• [Task description]
Pull each line holding "text" out of the entries below.

• [Records provided]
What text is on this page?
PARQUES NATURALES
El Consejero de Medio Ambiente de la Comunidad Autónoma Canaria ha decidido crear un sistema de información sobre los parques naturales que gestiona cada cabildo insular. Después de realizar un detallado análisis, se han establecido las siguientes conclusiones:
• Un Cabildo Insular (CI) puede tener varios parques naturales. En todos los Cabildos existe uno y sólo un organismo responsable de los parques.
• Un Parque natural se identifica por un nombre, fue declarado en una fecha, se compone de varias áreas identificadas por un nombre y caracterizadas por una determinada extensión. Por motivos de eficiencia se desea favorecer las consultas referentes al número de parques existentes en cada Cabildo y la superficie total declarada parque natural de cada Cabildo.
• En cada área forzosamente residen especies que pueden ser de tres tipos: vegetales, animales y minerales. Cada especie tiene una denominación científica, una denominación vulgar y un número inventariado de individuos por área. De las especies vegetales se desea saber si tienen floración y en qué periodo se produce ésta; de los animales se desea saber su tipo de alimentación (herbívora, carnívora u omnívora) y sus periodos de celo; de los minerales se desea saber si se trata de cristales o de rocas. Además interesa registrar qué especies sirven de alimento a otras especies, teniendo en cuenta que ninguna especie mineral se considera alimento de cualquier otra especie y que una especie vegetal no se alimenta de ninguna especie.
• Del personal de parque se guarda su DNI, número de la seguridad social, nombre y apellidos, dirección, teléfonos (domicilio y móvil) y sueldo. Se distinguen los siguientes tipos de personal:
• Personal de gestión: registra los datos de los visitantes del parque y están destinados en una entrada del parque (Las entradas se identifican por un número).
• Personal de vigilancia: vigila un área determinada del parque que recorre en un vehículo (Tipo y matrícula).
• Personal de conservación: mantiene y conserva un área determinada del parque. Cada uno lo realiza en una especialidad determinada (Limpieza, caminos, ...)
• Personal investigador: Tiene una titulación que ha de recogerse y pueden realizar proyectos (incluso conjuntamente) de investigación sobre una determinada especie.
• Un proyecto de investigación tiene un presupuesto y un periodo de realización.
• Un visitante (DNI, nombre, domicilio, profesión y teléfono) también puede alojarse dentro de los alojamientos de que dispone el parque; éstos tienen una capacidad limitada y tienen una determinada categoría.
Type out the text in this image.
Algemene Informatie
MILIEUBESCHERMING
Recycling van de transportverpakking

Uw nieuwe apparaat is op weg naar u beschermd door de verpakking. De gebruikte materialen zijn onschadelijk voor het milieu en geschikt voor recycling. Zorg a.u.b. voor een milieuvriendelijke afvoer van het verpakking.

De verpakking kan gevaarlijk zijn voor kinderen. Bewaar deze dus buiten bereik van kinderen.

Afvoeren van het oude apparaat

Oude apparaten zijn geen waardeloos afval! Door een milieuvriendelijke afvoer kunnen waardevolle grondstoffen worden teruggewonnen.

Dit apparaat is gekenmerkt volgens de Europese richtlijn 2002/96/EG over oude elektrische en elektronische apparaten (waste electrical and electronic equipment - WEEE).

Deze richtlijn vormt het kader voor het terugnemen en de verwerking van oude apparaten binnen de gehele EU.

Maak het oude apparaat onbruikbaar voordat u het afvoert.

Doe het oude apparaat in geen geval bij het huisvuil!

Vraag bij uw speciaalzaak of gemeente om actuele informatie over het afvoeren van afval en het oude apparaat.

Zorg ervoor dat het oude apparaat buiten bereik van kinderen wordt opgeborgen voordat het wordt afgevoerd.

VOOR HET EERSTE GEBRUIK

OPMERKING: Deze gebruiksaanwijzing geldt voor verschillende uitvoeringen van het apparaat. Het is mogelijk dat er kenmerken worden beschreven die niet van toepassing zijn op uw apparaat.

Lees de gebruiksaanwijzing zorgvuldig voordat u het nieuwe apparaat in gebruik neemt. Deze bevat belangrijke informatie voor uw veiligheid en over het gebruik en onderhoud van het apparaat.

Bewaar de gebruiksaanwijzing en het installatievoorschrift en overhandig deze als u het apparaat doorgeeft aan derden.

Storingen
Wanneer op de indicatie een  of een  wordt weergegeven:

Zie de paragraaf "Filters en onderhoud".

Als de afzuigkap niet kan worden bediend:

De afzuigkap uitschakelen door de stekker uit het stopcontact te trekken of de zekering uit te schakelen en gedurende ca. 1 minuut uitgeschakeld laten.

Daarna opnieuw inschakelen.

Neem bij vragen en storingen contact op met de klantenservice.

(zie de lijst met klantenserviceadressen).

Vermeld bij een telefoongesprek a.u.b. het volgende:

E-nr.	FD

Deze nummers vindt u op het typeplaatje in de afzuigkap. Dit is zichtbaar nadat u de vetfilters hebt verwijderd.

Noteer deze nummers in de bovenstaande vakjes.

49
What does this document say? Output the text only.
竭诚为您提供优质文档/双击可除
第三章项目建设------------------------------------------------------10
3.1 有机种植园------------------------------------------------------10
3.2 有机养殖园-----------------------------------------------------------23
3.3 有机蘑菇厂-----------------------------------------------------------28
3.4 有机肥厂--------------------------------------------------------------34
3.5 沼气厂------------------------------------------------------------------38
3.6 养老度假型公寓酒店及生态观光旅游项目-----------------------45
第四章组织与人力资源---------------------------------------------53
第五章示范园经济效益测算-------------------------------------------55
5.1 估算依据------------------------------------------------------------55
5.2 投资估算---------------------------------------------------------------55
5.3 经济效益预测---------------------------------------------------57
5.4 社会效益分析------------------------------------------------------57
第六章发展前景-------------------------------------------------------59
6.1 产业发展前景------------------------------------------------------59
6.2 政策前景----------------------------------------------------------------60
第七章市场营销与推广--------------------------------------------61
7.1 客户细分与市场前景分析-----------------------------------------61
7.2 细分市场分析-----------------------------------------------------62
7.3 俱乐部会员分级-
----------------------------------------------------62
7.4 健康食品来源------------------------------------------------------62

• [Full solution]
What text is on this page?
Type out the text in this image.
What does this document say? Output the text only.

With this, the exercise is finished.